Set problem ->
What is the number of lines in these entries that include "glyph"? Write that number and no other text.

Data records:

>> Start

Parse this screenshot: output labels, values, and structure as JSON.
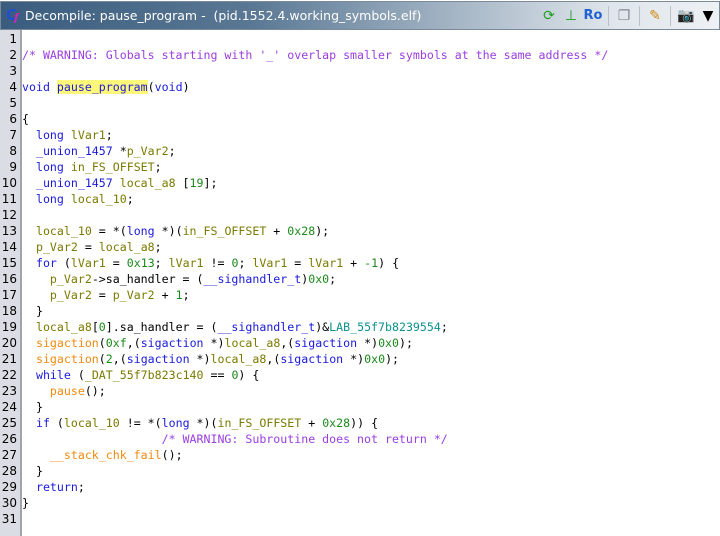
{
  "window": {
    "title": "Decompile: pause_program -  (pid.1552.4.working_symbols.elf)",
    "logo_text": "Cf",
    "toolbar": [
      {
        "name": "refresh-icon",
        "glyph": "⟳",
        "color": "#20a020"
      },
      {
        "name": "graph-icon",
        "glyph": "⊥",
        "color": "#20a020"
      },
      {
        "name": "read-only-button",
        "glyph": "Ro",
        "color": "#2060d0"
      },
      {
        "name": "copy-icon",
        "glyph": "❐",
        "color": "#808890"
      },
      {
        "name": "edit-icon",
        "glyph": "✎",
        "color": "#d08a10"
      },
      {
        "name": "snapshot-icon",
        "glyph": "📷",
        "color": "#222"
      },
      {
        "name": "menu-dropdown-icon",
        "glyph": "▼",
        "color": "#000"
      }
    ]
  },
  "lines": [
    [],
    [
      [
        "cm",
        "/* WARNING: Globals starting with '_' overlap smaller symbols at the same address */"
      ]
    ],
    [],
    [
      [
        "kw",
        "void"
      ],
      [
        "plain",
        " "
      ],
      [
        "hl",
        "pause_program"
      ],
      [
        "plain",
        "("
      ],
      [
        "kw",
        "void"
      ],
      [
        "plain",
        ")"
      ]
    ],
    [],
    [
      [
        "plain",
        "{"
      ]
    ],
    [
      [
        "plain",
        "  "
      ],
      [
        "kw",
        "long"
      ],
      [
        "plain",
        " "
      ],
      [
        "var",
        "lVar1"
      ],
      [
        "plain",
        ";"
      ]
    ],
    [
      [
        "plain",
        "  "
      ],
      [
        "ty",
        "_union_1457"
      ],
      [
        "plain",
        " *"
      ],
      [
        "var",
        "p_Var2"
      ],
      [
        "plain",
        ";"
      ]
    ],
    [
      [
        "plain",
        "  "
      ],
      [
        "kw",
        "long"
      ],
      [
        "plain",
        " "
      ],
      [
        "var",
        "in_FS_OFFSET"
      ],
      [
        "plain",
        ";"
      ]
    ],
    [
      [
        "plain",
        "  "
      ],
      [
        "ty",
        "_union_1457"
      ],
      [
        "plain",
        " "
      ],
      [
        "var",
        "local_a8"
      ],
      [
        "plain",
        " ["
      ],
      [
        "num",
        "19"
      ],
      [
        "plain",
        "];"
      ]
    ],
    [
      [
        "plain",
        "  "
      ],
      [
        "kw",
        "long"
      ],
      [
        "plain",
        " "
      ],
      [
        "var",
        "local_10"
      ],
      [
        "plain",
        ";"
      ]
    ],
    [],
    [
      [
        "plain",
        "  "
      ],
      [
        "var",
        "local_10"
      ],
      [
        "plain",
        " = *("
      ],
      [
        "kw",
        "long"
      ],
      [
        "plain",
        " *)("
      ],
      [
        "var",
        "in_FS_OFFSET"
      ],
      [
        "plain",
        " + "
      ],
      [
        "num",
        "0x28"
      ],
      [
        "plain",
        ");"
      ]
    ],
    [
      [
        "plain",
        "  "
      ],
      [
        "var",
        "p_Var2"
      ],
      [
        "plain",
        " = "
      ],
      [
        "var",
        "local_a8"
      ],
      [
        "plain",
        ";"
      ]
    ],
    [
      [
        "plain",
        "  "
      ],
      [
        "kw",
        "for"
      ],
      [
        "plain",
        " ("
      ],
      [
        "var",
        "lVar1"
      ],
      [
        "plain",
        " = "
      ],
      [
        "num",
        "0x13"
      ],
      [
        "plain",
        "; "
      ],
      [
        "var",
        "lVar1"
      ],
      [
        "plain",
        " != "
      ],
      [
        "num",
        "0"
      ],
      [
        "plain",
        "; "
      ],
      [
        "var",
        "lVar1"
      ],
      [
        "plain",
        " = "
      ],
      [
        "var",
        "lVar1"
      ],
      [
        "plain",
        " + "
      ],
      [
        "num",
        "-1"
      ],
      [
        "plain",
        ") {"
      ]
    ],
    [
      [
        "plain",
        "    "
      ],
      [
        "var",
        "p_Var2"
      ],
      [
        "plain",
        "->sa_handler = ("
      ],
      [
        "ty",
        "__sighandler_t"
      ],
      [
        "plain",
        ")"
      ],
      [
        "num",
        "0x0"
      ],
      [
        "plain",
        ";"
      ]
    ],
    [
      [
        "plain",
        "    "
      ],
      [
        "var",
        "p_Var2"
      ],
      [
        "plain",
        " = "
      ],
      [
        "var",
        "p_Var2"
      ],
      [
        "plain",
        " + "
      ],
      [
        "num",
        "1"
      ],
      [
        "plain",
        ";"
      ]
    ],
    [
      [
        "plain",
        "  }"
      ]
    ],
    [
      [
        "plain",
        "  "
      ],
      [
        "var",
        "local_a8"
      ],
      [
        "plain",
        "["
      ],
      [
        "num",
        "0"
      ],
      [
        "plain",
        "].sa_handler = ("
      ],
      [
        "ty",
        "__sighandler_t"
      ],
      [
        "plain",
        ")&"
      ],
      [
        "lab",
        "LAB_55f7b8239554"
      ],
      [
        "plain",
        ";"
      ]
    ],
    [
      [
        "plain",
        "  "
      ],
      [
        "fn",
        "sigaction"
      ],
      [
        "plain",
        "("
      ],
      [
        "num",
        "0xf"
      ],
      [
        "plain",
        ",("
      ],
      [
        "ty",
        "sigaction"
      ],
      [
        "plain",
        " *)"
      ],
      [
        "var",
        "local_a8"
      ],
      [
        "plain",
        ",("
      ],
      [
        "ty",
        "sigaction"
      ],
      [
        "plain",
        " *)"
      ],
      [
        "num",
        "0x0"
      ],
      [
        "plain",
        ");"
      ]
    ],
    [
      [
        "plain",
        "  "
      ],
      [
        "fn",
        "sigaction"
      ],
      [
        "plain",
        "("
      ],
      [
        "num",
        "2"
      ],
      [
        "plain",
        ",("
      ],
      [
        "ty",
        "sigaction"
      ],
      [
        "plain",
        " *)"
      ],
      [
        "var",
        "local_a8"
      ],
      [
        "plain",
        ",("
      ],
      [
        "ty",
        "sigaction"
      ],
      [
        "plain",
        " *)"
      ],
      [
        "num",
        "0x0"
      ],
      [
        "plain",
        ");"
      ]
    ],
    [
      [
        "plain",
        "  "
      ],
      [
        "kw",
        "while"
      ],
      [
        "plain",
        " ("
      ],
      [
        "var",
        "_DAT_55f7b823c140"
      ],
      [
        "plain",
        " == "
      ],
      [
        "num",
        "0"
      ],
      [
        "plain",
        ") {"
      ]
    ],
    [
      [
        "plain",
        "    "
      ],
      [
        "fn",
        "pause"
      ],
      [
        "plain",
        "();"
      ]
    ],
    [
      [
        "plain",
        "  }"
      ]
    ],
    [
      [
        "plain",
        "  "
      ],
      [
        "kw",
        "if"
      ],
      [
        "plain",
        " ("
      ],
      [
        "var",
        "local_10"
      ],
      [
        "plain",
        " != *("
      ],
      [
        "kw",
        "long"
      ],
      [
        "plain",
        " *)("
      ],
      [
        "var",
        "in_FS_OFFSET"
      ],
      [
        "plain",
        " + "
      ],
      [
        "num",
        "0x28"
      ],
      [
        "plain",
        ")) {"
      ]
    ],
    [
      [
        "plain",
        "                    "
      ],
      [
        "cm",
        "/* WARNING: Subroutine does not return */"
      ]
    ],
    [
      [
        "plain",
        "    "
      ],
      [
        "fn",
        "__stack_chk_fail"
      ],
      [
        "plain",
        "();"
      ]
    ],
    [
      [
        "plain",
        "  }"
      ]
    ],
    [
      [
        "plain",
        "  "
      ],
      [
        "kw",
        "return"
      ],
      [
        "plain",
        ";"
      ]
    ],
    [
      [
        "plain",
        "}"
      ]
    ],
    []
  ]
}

>> End

Exercise response ->
7